The input:
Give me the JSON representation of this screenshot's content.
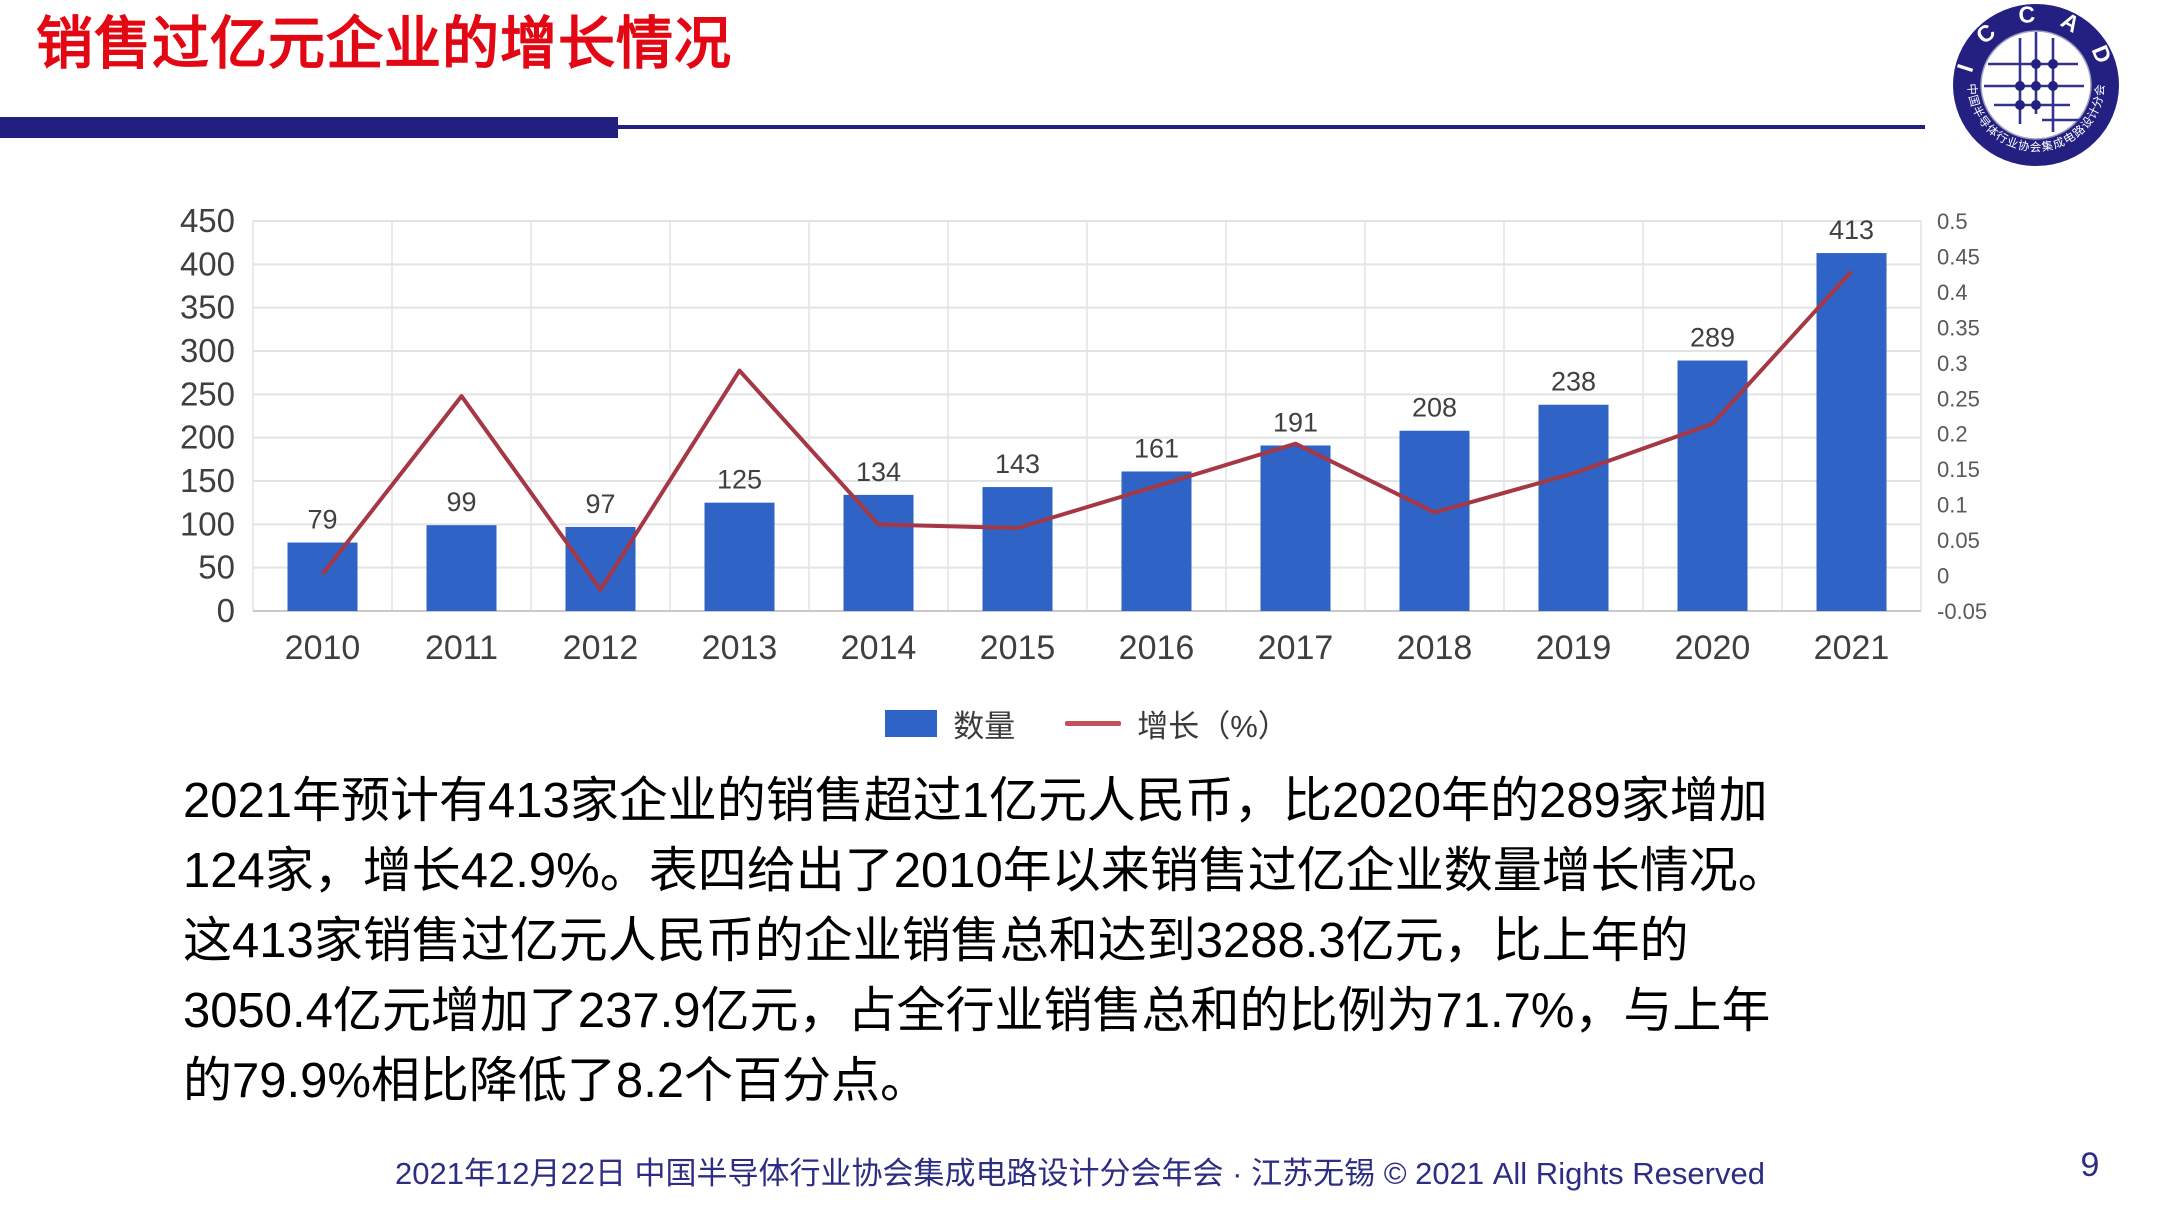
{
  "slide": {
    "title": "销售过亿元企业的增长情况",
    "footer": "2021年12月22日 中国半导体行业协会集成电路设计分会年会 · 江苏无锡 © 2021 All Rights Reserved",
    "page_number": "9"
  },
  "logo": {
    "top_text": "ICCAD",
    "bottom_text": "中国半导体行业协会集成电路设计分会",
    "ring_color": "#232082"
  },
  "body_lines": [
    "2021年预计有413家企业的销售超过1亿元人民币，比2020年的289家增加",
    "124家，增长42.9%。表四给出了2010年以来销售过亿企业数量增长情况。",
    "这413家销售过亿元人民币的企业销售总和达到3288.3亿元，比上年的",
    "3050.4亿元增加了237.9亿元，占全行业销售总和的比例为71.7%，与上年",
    "的79.9%相比降低了8.2个百分点。"
  ],
  "chart_data": {
    "type": "bar",
    "subtype": "combo-bar-line-dual-axis",
    "categories": [
      "2010",
      "2011",
      "2012",
      "2013",
      "2014",
      "2015",
      "2016",
      "2017",
      "2018",
      "2019",
      "2020",
      "2021"
    ],
    "series": [
      {
        "name": "数量",
        "type": "bar",
        "axis": "left",
        "color": "#2f63c5",
        "values": [
          79,
          99,
          97,
          125,
          134,
          143,
          161,
          191,
          208,
          238,
          289,
          413
        ],
        "data_labels": [
          "79",
          "99",
          "97",
          "125",
          "134",
          "143",
          "161",
          "191",
          "208",
          "238",
          "289",
          "413"
        ]
      },
      {
        "name": "增长（%）",
        "type": "line",
        "axis": "right",
        "color": "#a53844",
        "values": [
          0.002,
          0.253,
          -0.02,
          0.289,
          0.072,
          0.067,
          0.126,
          0.186,
          0.089,
          0.144,
          0.214,
          0.429
        ]
      }
    ],
    "left_axis": {
      "min": 0,
      "max": 450,
      "step": 50,
      "ticks": [
        "450",
        "400",
        "350",
        "300",
        "250",
        "200",
        "150",
        "100",
        "50",
        "0"
      ]
    },
    "right_axis": {
      "min": -0.05,
      "max": 0.5,
      "step": 0.05,
      "ticks": [
        "0.5",
        "0.45",
        "0.4",
        "0.35",
        "0.3",
        "0.25",
        "0.2",
        "0.15",
        "0.1",
        "0.05",
        "0",
        "-0.05"
      ]
    },
    "grid": true,
    "legend_position": "bottom",
    "title": "",
    "xlabel": "",
    "ylabel": ""
  }
}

What you are asked to do:
Exactly reproduce the entries above, minus the pictures.

Full solution:
Give me the JSON representation of this screenshot's content.
{
  "slide": {
    "title": "销售过亿元企业的增长情况",
    "footer": "2021年12月22日 中国半导体行业协会集成电路设计分会年会 · 江苏无锡 © 2021 All Rights Reserved",
    "page_number": "9"
  },
  "logo": {
    "top_text": "ICCAD",
    "bottom_text": "中国半导体行业协会集成电路设计分会",
    "ring_color": "#232082"
  },
  "body_lines": [
    "2021年预计有413家企业的销售超过1亿元人民币，比2020年的289家增加",
    "124家，增长42.9%。表四给出了2010年以来销售过亿企业数量增长情况。",
    "这413家销售过亿元人民币的企业销售总和达到3288.3亿元，比上年的",
    "3050.4亿元增加了237.9亿元，占全行业销售总和的比例为71.7%，与上年",
    "的79.9%相比降低了8.2个百分点。"
  ],
  "chart_data": {
    "type": "bar",
    "subtype": "combo-bar-line-dual-axis",
    "categories": [
      "2010",
      "2011",
      "2012",
      "2013",
      "2014",
      "2015",
      "2016",
      "2017",
      "2018",
      "2019",
      "2020",
      "2021"
    ],
    "series": [
      {
        "name": "数量",
        "type": "bar",
        "axis": "left",
        "color": "#2f63c5",
        "values": [
          79,
          99,
          97,
          125,
          134,
          143,
          161,
          191,
          208,
          238,
          289,
          413
        ],
        "data_labels": [
          "79",
          "99",
          "97",
          "125",
          "134",
          "143",
          "161",
          "191",
          "208",
          "238",
          "289",
          "413"
        ]
      },
      {
        "name": "增长（%）",
        "type": "line",
        "axis": "right",
        "color": "#a53844",
        "values": [
          0.002,
          0.253,
          -0.02,
          0.289,
          0.072,
          0.067,
          0.126,
          0.186,
          0.089,
          0.144,
          0.214,
          0.429
        ]
      }
    ],
    "left_axis": {
      "min": 0,
      "max": 450,
      "step": 50,
      "ticks": [
        "450",
        "400",
        "350",
        "300",
        "250",
        "200",
        "150",
        "100",
        "50",
        "0"
      ]
    },
    "right_axis": {
      "min": -0.05,
      "max": 0.5,
      "step": 0.05,
      "ticks": [
        "0.5",
        "0.45",
        "0.4",
        "0.35",
        "0.3",
        "0.25",
        "0.2",
        "0.15",
        "0.1",
        "0.05",
        "0",
        "-0.05"
      ]
    },
    "grid": true,
    "legend_position": "bottom",
    "title": "",
    "xlabel": "",
    "ylabel": ""
  }
}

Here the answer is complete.